[Begin]

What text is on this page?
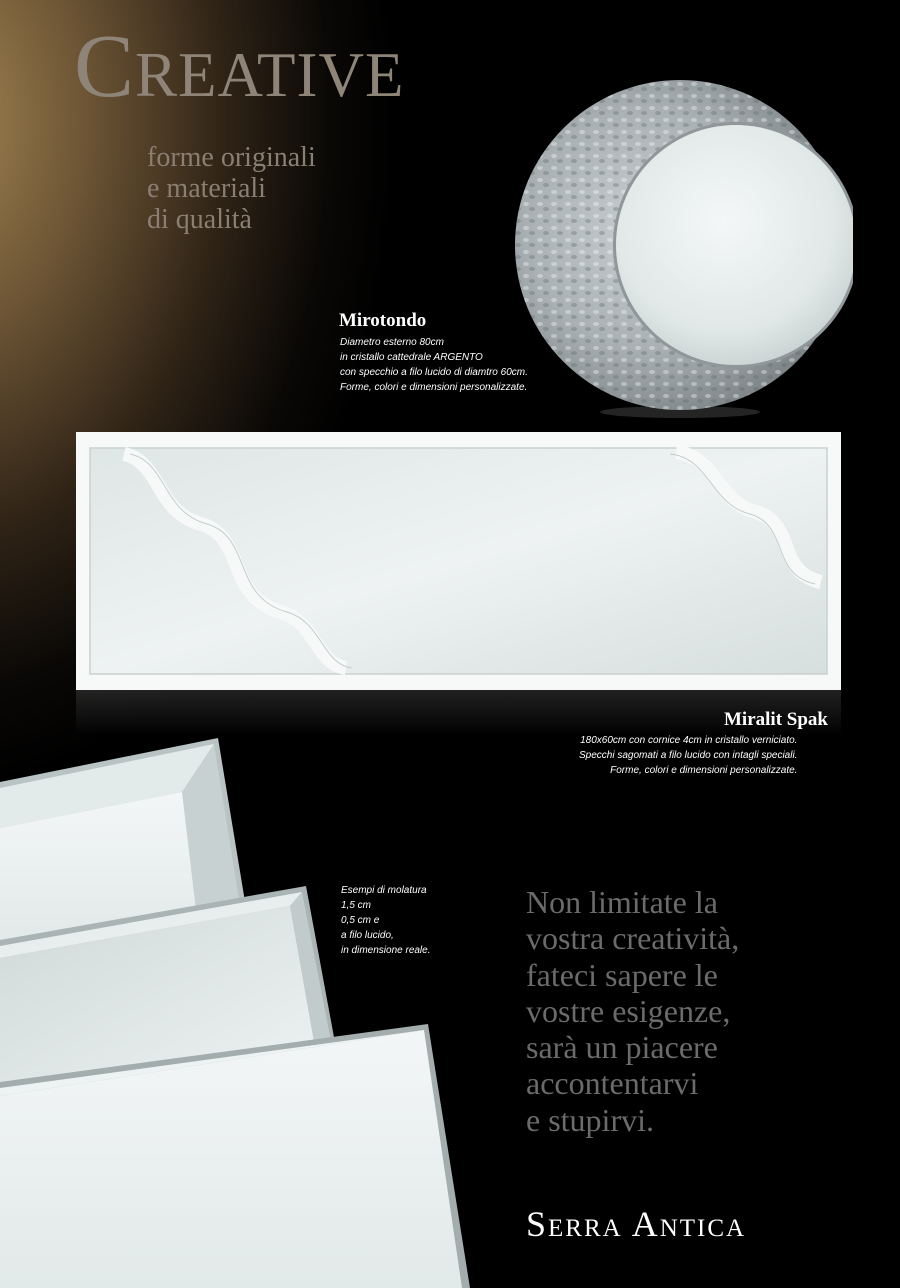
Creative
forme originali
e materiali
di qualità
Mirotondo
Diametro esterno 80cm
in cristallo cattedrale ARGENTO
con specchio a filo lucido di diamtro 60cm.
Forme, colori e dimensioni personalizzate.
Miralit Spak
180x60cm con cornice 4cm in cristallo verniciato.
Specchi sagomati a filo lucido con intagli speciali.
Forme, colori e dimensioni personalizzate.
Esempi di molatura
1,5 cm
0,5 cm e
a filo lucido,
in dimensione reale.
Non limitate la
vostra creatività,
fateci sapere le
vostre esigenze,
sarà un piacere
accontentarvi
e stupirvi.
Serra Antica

[End]
[Begin]

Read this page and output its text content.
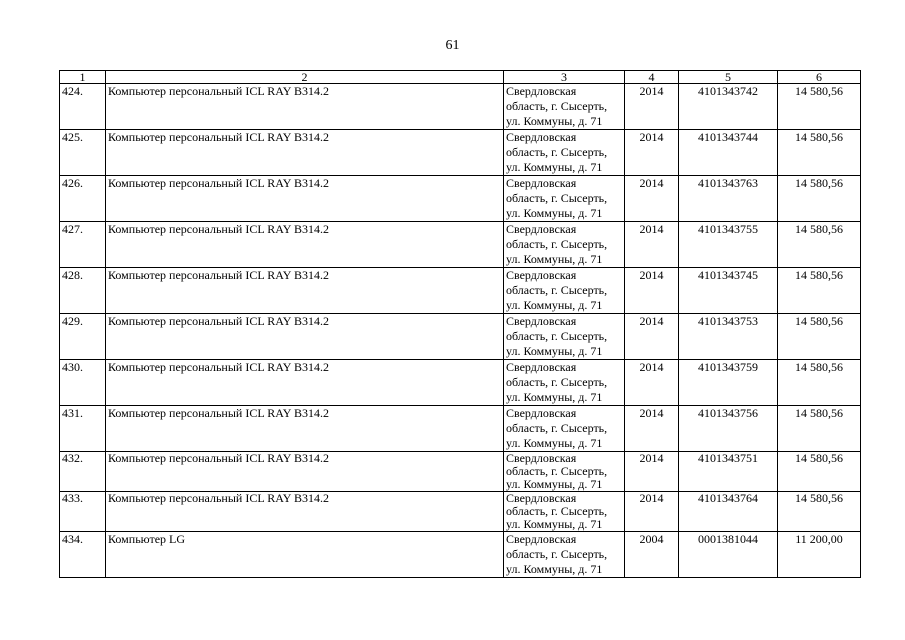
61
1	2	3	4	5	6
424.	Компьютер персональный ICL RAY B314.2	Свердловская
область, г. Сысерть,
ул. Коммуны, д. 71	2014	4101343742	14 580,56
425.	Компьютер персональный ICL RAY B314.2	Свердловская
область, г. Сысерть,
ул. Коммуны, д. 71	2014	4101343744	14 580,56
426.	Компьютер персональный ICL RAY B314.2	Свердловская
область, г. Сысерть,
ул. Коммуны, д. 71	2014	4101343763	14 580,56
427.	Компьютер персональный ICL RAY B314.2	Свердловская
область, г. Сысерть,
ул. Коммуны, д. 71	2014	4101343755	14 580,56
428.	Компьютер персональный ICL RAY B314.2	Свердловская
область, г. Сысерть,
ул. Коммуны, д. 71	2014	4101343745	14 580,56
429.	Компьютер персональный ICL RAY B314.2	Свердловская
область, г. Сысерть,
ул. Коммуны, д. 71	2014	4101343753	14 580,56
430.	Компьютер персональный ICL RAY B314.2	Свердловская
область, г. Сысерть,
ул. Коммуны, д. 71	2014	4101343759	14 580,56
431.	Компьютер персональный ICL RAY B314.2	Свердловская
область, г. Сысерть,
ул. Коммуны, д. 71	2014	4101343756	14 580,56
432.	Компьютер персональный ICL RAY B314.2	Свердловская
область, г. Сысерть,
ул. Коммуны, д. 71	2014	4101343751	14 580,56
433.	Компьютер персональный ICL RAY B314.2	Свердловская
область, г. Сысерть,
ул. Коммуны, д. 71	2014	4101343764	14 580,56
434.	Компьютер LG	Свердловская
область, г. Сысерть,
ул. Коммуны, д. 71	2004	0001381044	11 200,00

[End]

Where a line above contains the string "cristallo", copy that line.

OUTPUT
in cristallo cattedrale ARGENTO
180x60cm con cornice 4cm in cristallo verniciato.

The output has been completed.